Written task:
Each record below should appear again exactly as written.

··········

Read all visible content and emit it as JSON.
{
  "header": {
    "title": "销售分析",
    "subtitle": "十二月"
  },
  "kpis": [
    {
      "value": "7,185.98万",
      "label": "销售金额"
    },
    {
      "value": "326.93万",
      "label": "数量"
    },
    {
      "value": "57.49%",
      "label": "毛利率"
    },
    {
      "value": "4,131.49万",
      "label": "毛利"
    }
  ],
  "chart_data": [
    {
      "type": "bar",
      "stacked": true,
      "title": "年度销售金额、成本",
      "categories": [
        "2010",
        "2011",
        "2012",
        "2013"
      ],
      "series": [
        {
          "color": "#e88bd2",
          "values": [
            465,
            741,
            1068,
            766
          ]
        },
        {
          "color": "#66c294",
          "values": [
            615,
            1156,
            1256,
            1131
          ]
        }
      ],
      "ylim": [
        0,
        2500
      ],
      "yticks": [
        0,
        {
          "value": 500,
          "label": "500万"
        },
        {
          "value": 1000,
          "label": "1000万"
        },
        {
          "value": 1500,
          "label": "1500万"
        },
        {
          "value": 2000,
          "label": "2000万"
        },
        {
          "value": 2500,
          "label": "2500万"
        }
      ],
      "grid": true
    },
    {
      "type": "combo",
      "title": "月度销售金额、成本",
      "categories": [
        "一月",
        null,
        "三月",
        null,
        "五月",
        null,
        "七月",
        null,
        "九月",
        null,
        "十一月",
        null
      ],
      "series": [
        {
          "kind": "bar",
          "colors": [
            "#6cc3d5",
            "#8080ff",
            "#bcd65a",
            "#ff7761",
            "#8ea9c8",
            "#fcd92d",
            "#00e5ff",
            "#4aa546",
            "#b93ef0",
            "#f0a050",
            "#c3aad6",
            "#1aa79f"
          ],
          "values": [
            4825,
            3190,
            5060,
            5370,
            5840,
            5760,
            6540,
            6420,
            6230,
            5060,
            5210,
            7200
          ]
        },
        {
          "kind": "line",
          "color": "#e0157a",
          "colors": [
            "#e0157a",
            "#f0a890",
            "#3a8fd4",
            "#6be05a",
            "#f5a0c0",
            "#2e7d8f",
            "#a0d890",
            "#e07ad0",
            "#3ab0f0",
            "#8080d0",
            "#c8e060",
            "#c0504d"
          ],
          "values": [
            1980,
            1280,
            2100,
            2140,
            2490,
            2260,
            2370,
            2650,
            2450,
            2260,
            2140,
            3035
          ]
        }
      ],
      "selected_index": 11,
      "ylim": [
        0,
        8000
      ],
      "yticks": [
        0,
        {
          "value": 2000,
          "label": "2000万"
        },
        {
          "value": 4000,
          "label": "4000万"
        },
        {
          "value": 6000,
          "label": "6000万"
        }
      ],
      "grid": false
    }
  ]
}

··········

In response:
Read all visible content and emit it as JSON.
{
  "header": {
    "title": "销售分析",
    "subtitle": "十二月"
  },
  "kpis": [
    {
      "value": "7,185.98万",
      "label": "销售金额"
    },
    {
      "value": "326.93万",
      "label": "数量"
    },
    {
      "value": "57.49%",
      "label": "毛利率"
    },
    {
      "value": "4,131.49万",
      "label": "毛利"
    }
  ],
  "chart_data": [
    {
      "type": "bar",
      "stacked": true,
      "title": "年度销售金额、成本",
      "categories": [
        "2010",
        "2011",
        "2012",
        "2013"
      ],
      "series": [
        {
          "color": "#e88bd2",
          "values": [
            465,
            741,
            1068,
            766
          ]
        },
        {
          "color": "#66c294",
          "values": [
            615,
            1156,
            1256,
            1131
          ]
        }
      ],
      "ylim": [
        0,
        2500
      ],
      "yticks": [
        0,
        {
          "value": 500,
          "label": "500万"
        },
        {
          "value": 1000,
          "label": "1000万"
        },
        {
          "value": 1500,
          "label": "1500万"
        },
        {
          "value": 2000,
          "label": "2000万"
        },
        {
          "value": 2500,
          "label": "2500万"
        }
      ],
      "grid": true
    },
    {
      "type": "combo",
      "title": "月度销售金额、成本",
      "categories": [
        "一月",
        null,
        "三月",
        null,
        "五月",
        null,
        "七月",
        null,
        "九月",
        null,
        "十一月",
        null
      ],
      "series": [
        {
          "kind": "bar",
          "colors": [
            "#6cc3d5",
            "#8080ff",
            "#bcd65a",
            "#ff7761",
            "#8ea9c8",
            "#fcd92d",
            "#00e5ff",
            "#4aa546",
            "#b93ef0",
            "#f0a050",
            "#c3aad6",
            "#1aa79f"
          ],
          "values": [
            4825,
            3190,
            5060,
            5370,
            5840,
            5760,
            6540,
            6420,
            6230,
            5060,
            5210,
            7200
          ]
        },
        {
          "kind": "line",
          "color": "#e0157a",
          "colors": [
            "#e0157a",
            "#f0a890",
            "#3a8fd4",
            "#6be05a",
            "#f5a0c0",
            "#2e7d8f",
            "#a0d890",
            "#e07ad0",
            "#3ab0f0",
            "#8080d0",
            "#c8e060",
            "#c0504d"
          ],
          "values": [
            1980,
            1280,
            2100,
            2140,
            2490,
            2260,
            2370,
            2650,
            2450,
            2260,
            2140,
            3035
          ]
        }
      ],
      "selected_index": 11,
      "ylim": [
        0,
        8000
      ],
      "yticks": [
        0,
        {
          "value": 2000,
          "label": "2000万"
        },
        {
          "value": 4000,
          "label": "4000万"
        },
        {
          "value": 6000,
          "label": "6000万"
        }
      ],
      "grid": false
    }
  ]
}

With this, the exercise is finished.